Set problem: Every record must be written out once more, with nothing added or omitted.
>> BEGIN Data supplied
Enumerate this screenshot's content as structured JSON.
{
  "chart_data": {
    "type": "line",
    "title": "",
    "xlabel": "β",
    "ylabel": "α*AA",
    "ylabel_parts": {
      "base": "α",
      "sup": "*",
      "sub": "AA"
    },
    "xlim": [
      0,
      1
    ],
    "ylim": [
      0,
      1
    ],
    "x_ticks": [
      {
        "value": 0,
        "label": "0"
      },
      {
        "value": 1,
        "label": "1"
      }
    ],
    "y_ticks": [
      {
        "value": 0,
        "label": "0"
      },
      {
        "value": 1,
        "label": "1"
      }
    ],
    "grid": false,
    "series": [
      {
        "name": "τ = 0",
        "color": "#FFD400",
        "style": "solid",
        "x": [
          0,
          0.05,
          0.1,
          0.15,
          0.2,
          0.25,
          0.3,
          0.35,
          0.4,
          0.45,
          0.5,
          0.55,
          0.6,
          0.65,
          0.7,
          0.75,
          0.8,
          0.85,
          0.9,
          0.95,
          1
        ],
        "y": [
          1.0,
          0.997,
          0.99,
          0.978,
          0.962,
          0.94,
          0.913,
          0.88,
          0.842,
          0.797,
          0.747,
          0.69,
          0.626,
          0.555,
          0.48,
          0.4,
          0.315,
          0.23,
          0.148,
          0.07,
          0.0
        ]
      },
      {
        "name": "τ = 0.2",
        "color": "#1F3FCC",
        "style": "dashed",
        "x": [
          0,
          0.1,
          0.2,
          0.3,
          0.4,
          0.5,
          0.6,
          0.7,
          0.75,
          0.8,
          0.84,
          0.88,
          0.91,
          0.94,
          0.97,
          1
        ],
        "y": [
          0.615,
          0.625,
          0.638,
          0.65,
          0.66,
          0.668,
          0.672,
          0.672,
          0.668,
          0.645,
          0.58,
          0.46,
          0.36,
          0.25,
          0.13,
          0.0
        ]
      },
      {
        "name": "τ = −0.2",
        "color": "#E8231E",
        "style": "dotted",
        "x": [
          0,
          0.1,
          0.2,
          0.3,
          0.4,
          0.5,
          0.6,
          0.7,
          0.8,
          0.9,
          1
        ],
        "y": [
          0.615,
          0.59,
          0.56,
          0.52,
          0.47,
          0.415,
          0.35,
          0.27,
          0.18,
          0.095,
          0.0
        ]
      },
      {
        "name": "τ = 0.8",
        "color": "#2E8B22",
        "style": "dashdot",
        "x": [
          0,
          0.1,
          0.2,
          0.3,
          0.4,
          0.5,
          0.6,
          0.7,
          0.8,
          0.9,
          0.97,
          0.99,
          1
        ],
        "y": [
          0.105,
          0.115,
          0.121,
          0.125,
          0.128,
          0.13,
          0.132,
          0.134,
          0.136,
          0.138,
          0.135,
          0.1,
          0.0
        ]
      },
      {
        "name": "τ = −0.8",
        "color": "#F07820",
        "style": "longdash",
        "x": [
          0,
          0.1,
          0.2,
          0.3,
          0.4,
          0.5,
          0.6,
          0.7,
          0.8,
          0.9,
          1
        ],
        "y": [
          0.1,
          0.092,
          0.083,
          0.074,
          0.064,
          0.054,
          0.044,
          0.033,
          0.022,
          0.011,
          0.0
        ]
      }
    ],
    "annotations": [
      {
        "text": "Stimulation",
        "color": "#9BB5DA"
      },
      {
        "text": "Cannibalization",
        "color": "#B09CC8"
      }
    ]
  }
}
>> END Data supplied
Task solution:
Enumerate this screenshot's content as structured JSON.
{
  "chart_data": {
    "type": "line",
    "title": "",
    "xlabel": "β",
    "ylabel": "α*AA",
    "ylabel_parts": {
      "base": "α",
      "sup": "*",
      "sub": "AA"
    },
    "xlim": [
      0,
      1
    ],
    "ylim": [
      0,
      1
    ],
    "x_ticks": [
      {
        "value": 0,
        "label": "0"
      },
      {
        "value": 1,
        "label": "1"
      }
    ],
    "y_ticks": [
      {
        "value": 0,
        "label": "0"
      },
      {
        "value": 1,
        "label": "1"
      }
    ],
    "grid": false,
    "series": [
      {
        "name": "τ = 0",
        "color": "#FFD400",
        "style": "solid",
        "x": [
          0,
          0.05,
          0.1,
          0.15,
          0.2,
          0.25,
          0.3,
          0.35,
          0.4,
          0.45,
          0.5,
          0.55,
          0.6,
          0.65,
          0.7,
          0.75,
          0.8,
          0.85,
          0.9,
          0.95,
          1
        ],
        "y": [
          1.0,
          0.997,
          0.99,
          0.978,
          0.962,
          0.94,
          0.913,
          0.88,
          0.842,
          0.797,
          0.747,
          0.69,
          0.626,
          0.555,
          0.48,
          0.4,
          0.315,
          0.23,
          0.148,
          0.07,
          0.0
        ]
      },
      {
        "name": "τ = 0.2",
        "color": "#1F3FCC",
        "style": "dashed",
        "x": [
          0,
          0.1,
          0.2,
          0.3,
          0.4,
          0.5,
          0.6,
          0.7,
          0.75,
          0.8,
          0.84,
          0.88,
          0.91,
          0.94,
          0.97,
          1
        ],
        "y": [
          0.615,
          0.625,
          0.638,
          0.65,
          0.66,
          0.668,
          0.672,
          0.672,
          0.668,
          0.645,
          0.58,
          0.46,
          0.36,
          0.25,
          0.13,
          0.0
        ]
      },
      {
        "name": "τ = −0.2",
        "color": "#E8231E",
        "style": "dotted",
        "x": [
          0,
          0.1,
          0.2,
          0.3,
          0.4,
          0.5,
          0.6,
          0.7,
          0.8,
          0.9,
          1
        ],
        "y": [
          0.615,
          0.59,
          0.56,
          0.52,
          0.47,
          0.415,
          0.35,
          0.27,
          0.18,
          0.095,
          0.0
        ]
      },
      {
        "name": "τ = 0.8",
        "color": "#2E8B22",
        "style": "dashdot",
        "x": [
          0,
          0.1,
          0.2,
          0.3,
          0.4,
          0.5,
          0.6,
          0.7,
          0.8,
          0.9,
          0.97,
          0.99,
          1
        ],
        "y": [
          0.105,
          0.115,
          0.121,
          0.125,
          0.128,
          0.13,
          0.132,
          0.134,
          0.136,
          0.138,
          0.135,
          0.1,
          0.0
        ]
      },
      {
        "name": "τ = −0.8",
        "color": "#F07820",
        "style": "longdash",
        "x": [
          0,
          0.1,
          0.2,
          0.3,
          0.4,
          0.5,
          0.6,
          0.7,
          0.8,
          0.9,
          1
        ],
        "y": [
          0.1,
          0.092,
          0.083,
          0.074,
          0.064,
          0.054,
          0.044,
          0.033,
          0.022,
          0.011,
          0.0
        ]
      }
    ],
    "annotations": [
      {
        "text": "Stimulation",
        "color": "#9BB5DA"
      },
      {
        "text": "Cannibalization",
        "color": "#B09CC8"
      }
    ]
  }
}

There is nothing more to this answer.